=== Work instructions ===
Pull out each line of the records holding the string "teach".

═════ Extracted records ═════

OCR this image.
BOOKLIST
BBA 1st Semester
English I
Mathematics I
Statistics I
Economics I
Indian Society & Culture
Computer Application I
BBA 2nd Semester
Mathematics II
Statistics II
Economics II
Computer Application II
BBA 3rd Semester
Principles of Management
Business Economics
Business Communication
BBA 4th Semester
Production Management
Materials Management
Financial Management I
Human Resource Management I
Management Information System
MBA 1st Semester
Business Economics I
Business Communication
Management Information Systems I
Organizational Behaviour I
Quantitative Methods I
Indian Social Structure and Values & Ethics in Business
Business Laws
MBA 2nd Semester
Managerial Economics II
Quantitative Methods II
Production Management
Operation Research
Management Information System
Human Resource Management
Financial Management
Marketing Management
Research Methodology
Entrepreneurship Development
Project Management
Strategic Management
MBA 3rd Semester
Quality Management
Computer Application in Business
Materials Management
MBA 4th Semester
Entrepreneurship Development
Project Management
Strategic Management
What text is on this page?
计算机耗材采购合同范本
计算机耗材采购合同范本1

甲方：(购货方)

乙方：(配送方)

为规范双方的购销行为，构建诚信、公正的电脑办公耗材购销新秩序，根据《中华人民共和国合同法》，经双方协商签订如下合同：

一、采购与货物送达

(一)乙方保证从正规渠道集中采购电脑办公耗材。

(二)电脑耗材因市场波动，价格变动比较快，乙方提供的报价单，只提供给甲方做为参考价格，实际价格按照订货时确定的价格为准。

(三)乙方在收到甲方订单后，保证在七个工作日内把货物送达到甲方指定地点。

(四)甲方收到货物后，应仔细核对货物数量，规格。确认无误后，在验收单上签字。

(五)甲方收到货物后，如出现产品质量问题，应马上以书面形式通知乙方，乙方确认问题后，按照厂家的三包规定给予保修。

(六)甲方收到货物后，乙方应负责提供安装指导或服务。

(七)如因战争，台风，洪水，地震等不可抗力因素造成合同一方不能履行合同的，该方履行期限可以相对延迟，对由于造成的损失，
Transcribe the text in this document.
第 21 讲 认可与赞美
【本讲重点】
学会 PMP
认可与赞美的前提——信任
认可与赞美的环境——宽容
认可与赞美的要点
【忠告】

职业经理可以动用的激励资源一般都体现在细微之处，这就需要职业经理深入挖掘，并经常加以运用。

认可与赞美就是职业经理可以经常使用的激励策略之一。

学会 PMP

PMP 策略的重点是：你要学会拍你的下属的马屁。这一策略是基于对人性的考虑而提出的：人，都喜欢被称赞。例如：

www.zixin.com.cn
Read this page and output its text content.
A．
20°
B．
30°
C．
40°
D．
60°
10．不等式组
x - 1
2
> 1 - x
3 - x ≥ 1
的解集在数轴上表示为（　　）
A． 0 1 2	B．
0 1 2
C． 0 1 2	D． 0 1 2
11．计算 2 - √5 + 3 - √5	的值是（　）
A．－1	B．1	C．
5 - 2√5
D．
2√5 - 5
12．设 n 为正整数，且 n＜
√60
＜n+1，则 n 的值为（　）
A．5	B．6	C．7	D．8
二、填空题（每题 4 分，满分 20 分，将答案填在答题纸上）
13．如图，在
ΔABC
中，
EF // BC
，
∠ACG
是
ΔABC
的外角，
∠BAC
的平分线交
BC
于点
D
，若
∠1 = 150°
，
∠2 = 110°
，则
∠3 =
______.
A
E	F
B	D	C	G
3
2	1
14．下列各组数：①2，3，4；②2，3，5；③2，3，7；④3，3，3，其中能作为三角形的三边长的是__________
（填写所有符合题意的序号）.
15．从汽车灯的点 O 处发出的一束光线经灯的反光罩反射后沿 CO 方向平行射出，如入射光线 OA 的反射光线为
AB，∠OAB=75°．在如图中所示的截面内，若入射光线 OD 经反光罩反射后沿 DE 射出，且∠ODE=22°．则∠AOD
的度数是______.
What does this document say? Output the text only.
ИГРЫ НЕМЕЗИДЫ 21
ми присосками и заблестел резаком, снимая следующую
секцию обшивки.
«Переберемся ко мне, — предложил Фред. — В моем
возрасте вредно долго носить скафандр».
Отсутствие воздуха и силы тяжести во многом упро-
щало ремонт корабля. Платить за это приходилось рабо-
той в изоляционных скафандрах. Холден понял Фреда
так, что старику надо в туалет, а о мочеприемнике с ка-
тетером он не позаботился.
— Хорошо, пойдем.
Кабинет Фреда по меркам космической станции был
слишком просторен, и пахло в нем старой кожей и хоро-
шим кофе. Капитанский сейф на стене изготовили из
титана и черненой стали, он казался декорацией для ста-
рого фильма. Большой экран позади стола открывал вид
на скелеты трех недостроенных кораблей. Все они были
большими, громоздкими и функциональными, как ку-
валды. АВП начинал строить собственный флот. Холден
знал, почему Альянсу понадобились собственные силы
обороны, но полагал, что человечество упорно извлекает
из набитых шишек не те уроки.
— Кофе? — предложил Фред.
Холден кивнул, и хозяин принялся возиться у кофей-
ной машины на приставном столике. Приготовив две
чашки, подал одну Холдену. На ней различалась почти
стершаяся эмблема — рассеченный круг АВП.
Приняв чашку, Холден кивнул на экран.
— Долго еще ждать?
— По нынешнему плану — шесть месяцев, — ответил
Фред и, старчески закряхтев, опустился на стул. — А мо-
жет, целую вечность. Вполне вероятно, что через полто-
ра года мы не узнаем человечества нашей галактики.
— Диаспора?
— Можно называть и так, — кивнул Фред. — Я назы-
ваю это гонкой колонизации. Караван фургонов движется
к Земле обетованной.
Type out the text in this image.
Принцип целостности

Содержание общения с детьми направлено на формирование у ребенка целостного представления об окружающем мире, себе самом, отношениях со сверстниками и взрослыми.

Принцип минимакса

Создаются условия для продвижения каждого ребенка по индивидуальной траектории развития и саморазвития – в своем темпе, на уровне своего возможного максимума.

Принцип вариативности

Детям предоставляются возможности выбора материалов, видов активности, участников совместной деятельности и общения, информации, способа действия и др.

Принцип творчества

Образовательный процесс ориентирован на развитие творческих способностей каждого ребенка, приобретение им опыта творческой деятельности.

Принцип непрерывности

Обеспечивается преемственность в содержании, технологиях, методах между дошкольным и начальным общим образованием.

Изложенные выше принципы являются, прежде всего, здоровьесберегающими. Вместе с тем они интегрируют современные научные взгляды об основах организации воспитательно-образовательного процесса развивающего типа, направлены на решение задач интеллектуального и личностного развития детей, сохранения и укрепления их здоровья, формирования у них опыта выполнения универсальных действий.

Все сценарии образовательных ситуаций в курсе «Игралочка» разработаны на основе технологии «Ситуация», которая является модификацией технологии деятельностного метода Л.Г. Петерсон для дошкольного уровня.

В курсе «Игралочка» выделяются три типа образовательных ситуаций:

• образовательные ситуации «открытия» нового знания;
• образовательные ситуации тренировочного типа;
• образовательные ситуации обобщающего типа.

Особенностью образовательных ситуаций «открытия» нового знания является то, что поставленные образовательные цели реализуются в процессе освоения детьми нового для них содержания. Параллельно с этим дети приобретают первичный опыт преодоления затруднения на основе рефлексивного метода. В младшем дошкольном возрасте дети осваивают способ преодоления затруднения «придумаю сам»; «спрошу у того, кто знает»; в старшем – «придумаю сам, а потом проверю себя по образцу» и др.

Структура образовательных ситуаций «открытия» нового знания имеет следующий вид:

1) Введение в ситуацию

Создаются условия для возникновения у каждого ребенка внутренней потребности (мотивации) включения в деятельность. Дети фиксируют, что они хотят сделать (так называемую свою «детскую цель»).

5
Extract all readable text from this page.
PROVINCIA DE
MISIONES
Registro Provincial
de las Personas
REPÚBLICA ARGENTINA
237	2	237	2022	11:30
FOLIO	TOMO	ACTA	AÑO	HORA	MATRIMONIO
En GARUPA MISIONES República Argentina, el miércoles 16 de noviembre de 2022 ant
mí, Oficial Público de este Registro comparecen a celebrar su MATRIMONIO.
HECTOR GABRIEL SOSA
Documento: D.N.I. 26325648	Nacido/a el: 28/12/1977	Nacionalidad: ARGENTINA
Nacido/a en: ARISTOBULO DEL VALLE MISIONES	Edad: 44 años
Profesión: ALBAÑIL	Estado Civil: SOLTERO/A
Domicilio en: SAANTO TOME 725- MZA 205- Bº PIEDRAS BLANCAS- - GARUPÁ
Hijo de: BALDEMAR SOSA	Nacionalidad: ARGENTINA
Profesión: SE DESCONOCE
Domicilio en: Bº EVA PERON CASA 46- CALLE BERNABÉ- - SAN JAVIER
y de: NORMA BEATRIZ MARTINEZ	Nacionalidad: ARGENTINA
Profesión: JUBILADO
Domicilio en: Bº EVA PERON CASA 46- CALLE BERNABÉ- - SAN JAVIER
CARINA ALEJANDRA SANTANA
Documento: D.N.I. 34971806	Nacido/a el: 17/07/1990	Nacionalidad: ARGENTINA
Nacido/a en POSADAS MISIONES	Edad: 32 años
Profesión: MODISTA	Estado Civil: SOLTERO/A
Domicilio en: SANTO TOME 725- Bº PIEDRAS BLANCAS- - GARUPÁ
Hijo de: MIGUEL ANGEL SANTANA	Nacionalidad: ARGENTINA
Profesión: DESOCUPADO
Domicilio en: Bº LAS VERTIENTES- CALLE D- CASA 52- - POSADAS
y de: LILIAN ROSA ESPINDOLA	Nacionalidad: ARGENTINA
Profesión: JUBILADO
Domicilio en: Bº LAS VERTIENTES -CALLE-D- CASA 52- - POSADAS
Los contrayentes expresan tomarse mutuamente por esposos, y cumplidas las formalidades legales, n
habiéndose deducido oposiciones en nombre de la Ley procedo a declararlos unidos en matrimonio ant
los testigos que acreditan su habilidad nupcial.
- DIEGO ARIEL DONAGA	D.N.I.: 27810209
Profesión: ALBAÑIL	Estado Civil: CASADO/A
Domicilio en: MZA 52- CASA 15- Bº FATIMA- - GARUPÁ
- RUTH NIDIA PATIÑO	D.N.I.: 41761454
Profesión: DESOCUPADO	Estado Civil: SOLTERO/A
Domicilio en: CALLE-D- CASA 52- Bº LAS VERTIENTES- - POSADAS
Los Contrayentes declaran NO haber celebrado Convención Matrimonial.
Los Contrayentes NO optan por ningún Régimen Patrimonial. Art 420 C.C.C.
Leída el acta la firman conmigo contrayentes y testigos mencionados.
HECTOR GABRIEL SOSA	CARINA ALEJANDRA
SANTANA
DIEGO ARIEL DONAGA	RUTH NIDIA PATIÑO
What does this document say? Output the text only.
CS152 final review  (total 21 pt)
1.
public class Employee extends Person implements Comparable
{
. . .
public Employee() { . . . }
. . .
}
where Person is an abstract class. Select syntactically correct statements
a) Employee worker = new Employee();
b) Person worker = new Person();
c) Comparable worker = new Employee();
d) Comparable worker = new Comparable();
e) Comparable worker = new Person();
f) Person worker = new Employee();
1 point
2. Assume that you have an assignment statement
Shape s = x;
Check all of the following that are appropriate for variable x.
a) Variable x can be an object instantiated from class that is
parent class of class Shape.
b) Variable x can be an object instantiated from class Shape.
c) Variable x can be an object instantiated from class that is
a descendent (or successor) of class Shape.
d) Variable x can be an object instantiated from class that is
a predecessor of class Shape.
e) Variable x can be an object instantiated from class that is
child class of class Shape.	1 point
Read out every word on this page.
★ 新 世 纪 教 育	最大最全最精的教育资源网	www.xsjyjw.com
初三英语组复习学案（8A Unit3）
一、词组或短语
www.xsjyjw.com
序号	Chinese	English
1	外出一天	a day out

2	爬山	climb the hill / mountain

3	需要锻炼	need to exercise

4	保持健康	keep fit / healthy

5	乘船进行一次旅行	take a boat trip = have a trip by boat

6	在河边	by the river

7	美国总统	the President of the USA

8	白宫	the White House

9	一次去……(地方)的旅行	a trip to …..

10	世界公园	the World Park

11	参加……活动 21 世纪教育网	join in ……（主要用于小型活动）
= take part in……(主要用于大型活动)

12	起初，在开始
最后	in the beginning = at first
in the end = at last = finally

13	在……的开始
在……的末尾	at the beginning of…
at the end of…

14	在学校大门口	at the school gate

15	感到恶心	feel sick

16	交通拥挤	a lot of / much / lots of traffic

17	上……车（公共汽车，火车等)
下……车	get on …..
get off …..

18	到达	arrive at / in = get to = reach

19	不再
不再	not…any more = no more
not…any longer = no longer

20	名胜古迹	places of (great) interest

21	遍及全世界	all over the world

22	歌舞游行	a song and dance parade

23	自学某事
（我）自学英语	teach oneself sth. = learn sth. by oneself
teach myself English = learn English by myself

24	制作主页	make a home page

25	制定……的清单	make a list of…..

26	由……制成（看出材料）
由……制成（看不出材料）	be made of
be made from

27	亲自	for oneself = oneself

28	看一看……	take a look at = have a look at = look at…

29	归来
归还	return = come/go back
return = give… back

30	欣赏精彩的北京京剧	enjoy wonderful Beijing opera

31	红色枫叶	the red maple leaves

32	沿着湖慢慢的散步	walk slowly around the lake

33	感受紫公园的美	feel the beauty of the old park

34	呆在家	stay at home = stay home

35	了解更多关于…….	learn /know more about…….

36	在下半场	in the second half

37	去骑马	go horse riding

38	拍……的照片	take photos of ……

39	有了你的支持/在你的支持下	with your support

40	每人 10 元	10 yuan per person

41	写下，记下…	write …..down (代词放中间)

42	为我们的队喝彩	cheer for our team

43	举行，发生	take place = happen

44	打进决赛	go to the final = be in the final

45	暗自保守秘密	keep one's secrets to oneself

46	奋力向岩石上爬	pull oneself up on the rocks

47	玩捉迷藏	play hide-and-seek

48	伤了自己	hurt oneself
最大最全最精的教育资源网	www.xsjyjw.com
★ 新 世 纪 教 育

═════

=== Finished exercise ===
（我）自学英语	teach oneself sth. = learn sth. by oneself
teach myself English = learn English by myself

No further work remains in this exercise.